# Start of DATA FOR THE TASK
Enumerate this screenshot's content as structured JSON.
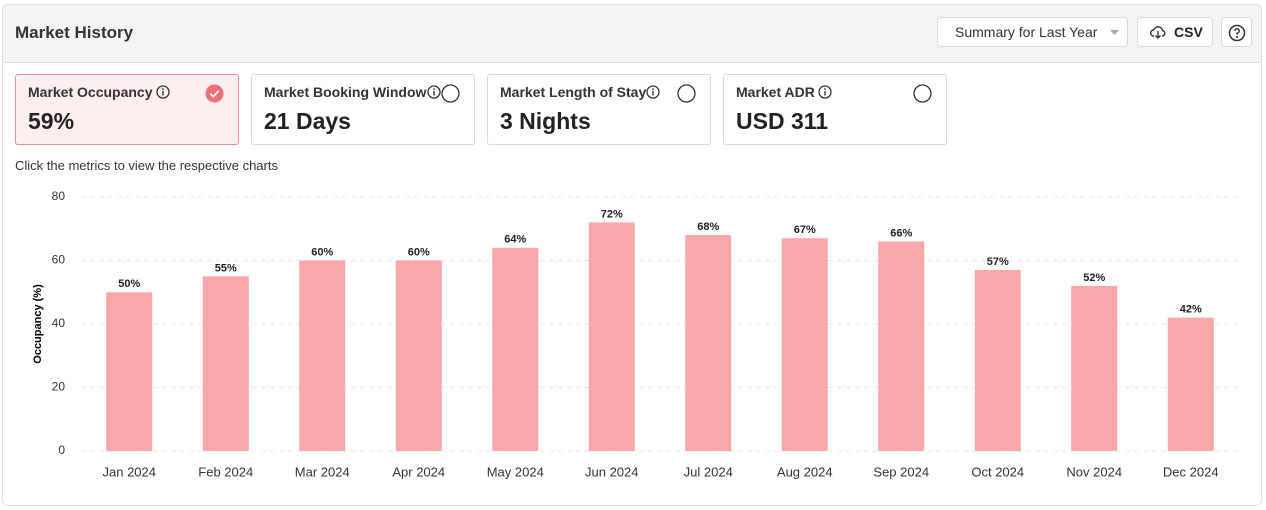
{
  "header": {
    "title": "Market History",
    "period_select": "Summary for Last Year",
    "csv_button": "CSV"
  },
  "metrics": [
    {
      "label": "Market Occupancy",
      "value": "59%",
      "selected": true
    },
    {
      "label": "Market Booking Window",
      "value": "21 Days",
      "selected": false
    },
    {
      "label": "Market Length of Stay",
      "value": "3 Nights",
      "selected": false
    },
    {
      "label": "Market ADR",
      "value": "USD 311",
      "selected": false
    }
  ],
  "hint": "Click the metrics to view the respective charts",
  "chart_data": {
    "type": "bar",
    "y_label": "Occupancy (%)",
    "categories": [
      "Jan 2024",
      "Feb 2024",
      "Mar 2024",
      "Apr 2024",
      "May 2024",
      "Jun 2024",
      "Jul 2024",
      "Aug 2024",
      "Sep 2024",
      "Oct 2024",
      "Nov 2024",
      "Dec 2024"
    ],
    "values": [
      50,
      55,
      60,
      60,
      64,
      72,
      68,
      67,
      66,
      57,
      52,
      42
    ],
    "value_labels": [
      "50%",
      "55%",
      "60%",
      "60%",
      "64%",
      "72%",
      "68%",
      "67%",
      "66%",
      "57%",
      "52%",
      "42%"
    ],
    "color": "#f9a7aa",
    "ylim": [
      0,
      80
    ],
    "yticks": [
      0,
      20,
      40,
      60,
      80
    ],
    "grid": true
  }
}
# End of DATA FOR THE TASK
#### REQUIREMENT
Without the pictures, retype the whole of the material above exactly.

#### TASK RESULT
Enumerate this screenshot's content as structured JSON.
{
  "header": {
    "title": "Market History",
    "period_select": "Summary for Last Year",
    "csv_button": "CSV"
  },
  "metrics": [
    {
      "label": "Market Occupancy",
      "value": "59%",
      "selected": true
    },
    {
      "label": "Market Booking Window",
      "value": "21 Days",
      "selected": false
    },
    {
      "label": "Market Length of Stay",
      "value": "3 Nights",
      "selected": false
    },
    {
      "label": "Market ADR",
      "value": "USD 311",
      "selected": false
    }
  ],
  "hint": "Click the metrics to view the respective charts",
  "chart_data": {
    "type": "bar",
    "y_label": "Occupancy (%)",
    "categories": [
      "Jan 2024",
      "Feb 2024",
      "Mar 2024",
      "Apr 2024",
      "May 2024",
      "Jun 2024",
      "Jul 2024",
      "Aug 2024",
      "Sep 2024",
      "Oct 2024",
      "Nov 2024",
      "Dec 2024"
    ],
    "values": [
      50,
      55,
      60,
      60,
      64,
      72,
      68,
      67,
      66,
      57,
      52,
      42
    ],
    "value_labels": [
      "50%",
      "55%",
      "60%",
      "60%",
      "64%",
      "72%",
      "68%",
      "67%",
      "66%",
      "57%",
      "52%",
      "42%"
    ],
    "color": "#f9a7aa",
    "ylim": [
      0,
      80
    ],
    "yticks": [
      0,
      20,
      40,
      60,
      80
    ],
    "grid": true
  }
}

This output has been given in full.